PROBLEM TO SOLVE —
Wherever the word "title" appears in a line, extract that line.
==================================================
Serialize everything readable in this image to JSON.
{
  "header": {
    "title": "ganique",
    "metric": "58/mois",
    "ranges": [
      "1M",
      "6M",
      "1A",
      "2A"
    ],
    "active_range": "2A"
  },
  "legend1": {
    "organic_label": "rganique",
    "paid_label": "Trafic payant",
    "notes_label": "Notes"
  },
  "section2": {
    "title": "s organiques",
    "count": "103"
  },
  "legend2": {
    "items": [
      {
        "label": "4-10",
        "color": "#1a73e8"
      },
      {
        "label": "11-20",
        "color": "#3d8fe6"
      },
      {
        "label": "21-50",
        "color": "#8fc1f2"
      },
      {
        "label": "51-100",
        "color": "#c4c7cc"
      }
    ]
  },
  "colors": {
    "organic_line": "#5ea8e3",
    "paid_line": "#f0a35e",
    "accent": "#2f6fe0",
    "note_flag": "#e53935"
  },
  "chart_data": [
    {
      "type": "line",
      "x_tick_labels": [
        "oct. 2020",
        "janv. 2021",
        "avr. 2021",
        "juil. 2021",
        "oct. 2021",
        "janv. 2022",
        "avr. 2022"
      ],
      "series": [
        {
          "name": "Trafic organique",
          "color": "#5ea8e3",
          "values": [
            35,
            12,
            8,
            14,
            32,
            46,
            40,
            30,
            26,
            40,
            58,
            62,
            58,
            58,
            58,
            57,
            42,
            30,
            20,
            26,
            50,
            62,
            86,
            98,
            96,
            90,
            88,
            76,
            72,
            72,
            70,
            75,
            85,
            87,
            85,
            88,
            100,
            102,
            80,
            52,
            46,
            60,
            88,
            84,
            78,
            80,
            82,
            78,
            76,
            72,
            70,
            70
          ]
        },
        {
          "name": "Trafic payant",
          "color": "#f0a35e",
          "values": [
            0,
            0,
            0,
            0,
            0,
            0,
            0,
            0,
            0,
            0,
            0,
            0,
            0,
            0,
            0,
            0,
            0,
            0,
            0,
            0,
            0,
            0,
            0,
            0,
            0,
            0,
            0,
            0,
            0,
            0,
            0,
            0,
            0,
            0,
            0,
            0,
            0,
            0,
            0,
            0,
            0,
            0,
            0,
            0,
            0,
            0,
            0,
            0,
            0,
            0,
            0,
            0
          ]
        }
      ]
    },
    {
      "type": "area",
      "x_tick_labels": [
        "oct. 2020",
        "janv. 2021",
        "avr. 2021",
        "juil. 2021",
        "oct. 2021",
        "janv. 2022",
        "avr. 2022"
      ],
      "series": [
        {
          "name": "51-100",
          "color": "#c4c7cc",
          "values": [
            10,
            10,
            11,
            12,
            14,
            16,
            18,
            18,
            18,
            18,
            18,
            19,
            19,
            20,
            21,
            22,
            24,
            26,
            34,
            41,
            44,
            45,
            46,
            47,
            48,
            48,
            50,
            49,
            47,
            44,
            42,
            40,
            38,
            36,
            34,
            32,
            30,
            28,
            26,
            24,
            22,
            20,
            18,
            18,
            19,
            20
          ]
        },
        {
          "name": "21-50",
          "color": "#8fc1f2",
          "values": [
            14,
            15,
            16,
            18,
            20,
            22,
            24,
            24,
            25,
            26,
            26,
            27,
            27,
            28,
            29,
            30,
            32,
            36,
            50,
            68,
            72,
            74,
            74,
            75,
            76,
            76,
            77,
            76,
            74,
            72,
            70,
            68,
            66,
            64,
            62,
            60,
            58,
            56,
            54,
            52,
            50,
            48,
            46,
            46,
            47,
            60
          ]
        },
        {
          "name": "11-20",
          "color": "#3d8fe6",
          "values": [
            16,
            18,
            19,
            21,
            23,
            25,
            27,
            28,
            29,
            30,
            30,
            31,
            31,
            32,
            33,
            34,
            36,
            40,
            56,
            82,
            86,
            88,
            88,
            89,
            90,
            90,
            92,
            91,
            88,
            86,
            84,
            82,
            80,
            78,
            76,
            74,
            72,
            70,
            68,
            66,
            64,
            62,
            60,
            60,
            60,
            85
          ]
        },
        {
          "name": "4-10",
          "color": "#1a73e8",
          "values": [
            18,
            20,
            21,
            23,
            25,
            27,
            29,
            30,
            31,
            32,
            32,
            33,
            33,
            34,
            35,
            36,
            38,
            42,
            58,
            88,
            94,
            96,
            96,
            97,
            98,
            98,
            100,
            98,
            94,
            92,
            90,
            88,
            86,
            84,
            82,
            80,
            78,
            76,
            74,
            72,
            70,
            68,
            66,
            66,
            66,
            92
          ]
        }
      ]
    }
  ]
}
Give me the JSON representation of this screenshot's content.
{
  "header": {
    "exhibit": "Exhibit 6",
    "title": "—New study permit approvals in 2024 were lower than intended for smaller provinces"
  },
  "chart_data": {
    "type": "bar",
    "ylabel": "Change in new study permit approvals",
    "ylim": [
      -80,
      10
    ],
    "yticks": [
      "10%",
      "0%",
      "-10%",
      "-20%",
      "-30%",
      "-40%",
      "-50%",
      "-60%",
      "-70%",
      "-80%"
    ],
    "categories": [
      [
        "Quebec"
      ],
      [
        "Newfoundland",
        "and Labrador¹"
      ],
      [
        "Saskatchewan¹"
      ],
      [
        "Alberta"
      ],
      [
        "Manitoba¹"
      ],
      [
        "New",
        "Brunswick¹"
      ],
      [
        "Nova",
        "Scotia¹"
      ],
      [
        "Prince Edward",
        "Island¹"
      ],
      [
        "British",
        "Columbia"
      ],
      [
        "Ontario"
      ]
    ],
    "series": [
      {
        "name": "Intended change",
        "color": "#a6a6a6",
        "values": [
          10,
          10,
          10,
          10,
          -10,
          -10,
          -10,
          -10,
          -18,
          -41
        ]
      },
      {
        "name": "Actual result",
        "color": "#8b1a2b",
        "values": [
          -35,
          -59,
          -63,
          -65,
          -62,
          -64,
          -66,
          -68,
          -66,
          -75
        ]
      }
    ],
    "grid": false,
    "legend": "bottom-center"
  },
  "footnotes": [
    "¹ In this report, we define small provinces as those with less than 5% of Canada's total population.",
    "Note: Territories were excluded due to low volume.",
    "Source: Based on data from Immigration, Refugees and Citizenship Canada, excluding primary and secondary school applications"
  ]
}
==================================================
RESPONSE TO THE TASK —
    "title": "ganique",
    "title": "s organiques",
    "title": "—New study permit approvals in 2024 were lower than intended for smaller provinces"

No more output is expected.